Aim of the exercise >>
Copy every line with the string "Kurt" in it.

--- Begin Task data ---

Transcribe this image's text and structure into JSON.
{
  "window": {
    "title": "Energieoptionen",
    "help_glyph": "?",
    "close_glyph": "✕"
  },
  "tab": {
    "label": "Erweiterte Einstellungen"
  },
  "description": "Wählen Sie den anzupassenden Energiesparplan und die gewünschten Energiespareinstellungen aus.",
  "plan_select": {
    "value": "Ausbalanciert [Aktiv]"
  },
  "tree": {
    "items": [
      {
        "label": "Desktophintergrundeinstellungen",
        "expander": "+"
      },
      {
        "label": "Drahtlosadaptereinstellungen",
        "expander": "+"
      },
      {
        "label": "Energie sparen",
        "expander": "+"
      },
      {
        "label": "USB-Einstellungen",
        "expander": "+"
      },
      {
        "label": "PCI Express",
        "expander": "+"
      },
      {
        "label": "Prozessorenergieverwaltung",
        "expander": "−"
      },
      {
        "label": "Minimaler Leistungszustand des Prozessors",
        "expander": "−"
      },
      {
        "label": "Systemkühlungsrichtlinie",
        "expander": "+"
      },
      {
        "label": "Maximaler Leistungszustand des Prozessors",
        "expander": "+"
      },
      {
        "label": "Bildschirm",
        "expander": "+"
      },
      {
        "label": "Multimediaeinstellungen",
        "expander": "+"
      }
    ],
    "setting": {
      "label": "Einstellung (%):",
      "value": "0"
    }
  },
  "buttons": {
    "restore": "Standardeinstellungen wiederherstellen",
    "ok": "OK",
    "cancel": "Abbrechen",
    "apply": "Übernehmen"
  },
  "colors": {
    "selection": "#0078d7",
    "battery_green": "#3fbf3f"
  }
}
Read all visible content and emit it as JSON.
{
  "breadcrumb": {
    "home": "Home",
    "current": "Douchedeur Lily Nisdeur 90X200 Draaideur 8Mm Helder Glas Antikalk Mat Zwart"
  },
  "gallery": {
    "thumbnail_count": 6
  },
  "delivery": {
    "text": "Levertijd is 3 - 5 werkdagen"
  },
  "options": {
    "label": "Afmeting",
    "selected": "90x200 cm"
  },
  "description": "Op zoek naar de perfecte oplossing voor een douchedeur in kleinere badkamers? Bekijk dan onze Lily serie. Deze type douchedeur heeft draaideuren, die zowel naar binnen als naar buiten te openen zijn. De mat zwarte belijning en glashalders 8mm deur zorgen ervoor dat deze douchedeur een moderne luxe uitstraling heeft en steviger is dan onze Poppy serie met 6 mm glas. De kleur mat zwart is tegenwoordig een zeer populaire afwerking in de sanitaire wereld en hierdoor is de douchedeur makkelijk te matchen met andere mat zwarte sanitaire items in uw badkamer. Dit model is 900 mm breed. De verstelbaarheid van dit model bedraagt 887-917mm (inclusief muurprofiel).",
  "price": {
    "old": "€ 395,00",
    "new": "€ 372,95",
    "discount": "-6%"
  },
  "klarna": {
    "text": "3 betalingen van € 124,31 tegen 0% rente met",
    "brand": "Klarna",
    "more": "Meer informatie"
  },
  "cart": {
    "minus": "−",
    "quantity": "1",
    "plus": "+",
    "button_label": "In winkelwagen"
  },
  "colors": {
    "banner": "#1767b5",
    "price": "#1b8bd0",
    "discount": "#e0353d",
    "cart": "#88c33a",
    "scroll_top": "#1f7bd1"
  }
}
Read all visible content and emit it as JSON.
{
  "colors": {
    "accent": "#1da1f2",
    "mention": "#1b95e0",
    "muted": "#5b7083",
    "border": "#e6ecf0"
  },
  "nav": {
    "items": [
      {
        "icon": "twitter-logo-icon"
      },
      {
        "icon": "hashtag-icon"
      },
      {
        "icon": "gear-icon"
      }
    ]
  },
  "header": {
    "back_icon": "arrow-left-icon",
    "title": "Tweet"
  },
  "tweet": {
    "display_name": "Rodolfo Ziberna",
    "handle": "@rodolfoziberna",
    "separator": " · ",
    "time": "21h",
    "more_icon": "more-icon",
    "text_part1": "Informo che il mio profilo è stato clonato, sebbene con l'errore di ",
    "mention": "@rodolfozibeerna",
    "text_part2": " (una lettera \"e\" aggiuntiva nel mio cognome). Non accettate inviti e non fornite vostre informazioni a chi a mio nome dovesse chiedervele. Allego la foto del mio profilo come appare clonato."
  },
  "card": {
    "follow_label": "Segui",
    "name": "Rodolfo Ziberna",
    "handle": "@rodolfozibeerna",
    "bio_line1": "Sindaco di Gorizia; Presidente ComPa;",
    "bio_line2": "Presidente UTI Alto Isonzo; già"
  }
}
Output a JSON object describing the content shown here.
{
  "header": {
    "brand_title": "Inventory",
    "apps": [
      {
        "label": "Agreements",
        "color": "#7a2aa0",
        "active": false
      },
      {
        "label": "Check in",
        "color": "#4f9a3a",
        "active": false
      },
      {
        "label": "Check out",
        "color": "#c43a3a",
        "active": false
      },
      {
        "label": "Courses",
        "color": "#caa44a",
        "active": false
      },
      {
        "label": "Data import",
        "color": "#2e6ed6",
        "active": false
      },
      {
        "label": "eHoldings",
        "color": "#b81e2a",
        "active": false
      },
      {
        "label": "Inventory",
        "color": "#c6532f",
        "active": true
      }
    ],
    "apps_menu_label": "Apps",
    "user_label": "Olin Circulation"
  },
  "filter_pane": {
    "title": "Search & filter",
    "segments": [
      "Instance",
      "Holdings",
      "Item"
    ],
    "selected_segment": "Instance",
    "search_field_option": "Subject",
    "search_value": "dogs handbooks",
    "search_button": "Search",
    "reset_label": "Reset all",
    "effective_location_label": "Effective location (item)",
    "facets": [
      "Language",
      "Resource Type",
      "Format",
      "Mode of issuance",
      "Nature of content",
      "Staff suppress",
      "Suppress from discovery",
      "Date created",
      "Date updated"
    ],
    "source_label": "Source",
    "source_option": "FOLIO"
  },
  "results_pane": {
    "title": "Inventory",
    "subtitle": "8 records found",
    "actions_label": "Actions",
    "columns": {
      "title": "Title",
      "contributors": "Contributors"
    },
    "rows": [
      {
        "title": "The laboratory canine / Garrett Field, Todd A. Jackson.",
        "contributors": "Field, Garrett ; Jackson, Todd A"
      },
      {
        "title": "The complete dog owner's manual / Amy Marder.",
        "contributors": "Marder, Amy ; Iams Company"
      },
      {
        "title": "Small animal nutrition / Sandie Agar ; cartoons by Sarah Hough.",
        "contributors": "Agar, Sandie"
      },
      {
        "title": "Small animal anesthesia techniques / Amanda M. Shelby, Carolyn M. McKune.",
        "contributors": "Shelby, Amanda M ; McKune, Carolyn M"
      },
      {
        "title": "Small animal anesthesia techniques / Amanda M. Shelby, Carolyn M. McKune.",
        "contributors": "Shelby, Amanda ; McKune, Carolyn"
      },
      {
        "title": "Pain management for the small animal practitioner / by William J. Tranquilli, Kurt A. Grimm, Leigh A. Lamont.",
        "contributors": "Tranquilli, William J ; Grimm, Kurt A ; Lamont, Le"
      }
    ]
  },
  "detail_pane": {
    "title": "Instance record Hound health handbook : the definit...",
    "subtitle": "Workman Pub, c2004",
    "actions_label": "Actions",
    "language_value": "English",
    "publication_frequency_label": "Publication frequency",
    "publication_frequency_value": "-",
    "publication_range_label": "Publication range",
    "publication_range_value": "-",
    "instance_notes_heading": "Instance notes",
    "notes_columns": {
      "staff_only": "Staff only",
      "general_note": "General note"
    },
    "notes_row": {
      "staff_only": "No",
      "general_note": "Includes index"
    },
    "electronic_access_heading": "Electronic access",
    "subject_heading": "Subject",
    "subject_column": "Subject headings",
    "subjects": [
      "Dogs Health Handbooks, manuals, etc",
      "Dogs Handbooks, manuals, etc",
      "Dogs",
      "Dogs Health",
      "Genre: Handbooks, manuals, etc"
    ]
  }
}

--- End Task data ---

Task output >>
        "title": "Pain management for the small animal practitioner / by William J. Tranquilli, Kurt A. Grimm, Leigh A. Lamont.",
        "contributors": "Tranquilli, William J ; Grimm, Kurt A ; Lamont, Le"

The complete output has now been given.